• **EXERCISE**:
The records should be repeated word for word, pictures excluded.

##### ENTRIES PROVIDED #####

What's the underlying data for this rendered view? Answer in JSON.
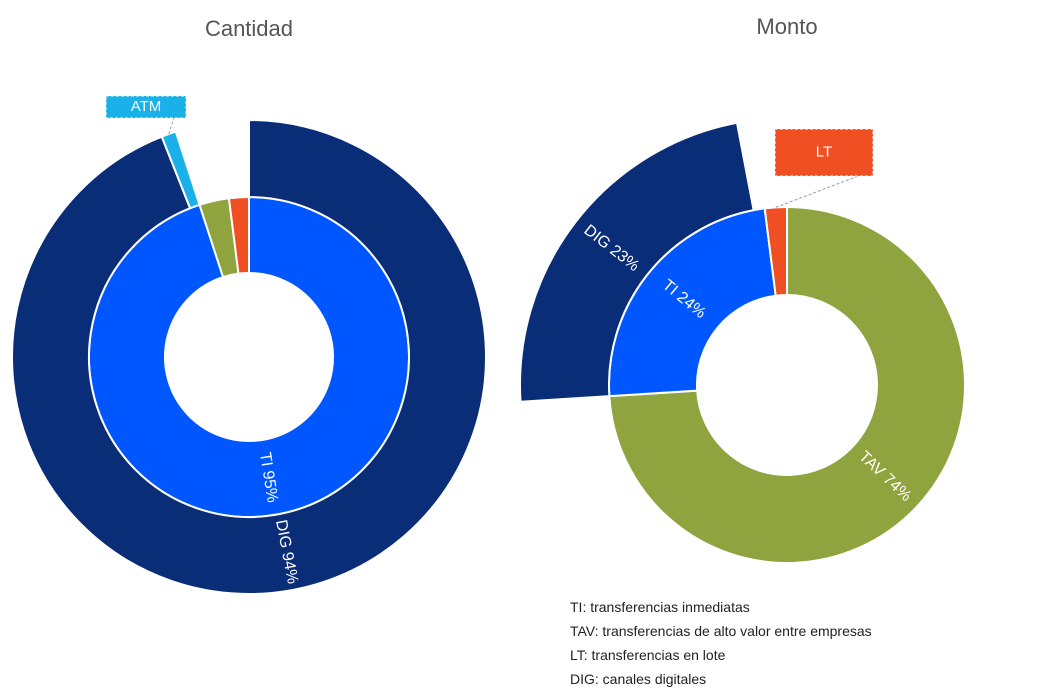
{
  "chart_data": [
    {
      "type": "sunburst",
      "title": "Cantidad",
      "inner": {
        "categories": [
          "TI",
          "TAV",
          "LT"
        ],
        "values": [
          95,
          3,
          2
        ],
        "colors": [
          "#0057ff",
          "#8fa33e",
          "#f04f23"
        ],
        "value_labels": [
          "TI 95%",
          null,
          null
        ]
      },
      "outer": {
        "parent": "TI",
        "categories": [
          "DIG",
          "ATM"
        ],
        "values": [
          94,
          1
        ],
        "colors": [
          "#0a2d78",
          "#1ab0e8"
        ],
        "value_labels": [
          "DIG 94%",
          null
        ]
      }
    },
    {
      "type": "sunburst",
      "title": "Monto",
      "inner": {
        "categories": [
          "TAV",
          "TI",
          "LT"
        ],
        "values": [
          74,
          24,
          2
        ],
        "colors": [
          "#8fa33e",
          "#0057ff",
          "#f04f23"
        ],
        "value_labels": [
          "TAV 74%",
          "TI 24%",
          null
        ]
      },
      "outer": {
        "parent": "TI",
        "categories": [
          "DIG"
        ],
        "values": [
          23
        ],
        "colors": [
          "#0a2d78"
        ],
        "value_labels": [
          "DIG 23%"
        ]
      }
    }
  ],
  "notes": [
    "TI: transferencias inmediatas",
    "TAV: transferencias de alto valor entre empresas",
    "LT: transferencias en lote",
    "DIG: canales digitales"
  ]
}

#####

• **ANSWER FOR THIS EXERCISE**:
What's the underlying data for this rendered view? Answer in JSON.
{
  "chart_data": [
    {
      "type": "sunburst",
      "title": "Cantidad",
      "inner": {
        "categories": [
          "TI",
          "TAV",
          "LT"
        ],
        "values": [
          95,
          3,
          2
        ],
        "colors": [
          "#0057ff",
          "#8fa33e",
          "#f04f23"
        ],
        "value_labels": [
          "TI 95%",
          null,
          null
        ]
      },
      "outer": {
        "parent": "TI",
        "categories": [
          "DIG",
          "ATM"
        ],
        "values": [
          94,
          1
        ],
        "colors": [
          "#0a2d78",
          "#1ab0e8"
        ],
        "value_labels": [
          "DIG 94%",
          null
        ]
      }
    },
    {
      "type": "sunburst",
      "title": "Monto",
      "inner": {
        "categories": [
          "TAV",
          "TI",
          "LT"
        ],
        "values": [
          74,
          24,
          2
        ],
        "colors": [
          "#8fa33e",
          "#0057ff",
          "#f04f23"
        ],
        "value_labels": [
          "TAV 74%",
          "TI 24%",
          null
        ]
      },
      "outer": {
        "parent": "TI",
        "categories": [
          "DIG"
        ],
        "values": [
          23
        ],
        "colors": [
          "#0a2d78"
        ],
        "value_labels": [
          "DIG 23%"
        ]
      }
    }
  ],
  "notes": [
    "TI: transferencias inmediatas",
    "TAV: transferencias de alto valor entre empresas",
    "LT: transferencias en lote",
    "DIG: canales digitales"
  ]
}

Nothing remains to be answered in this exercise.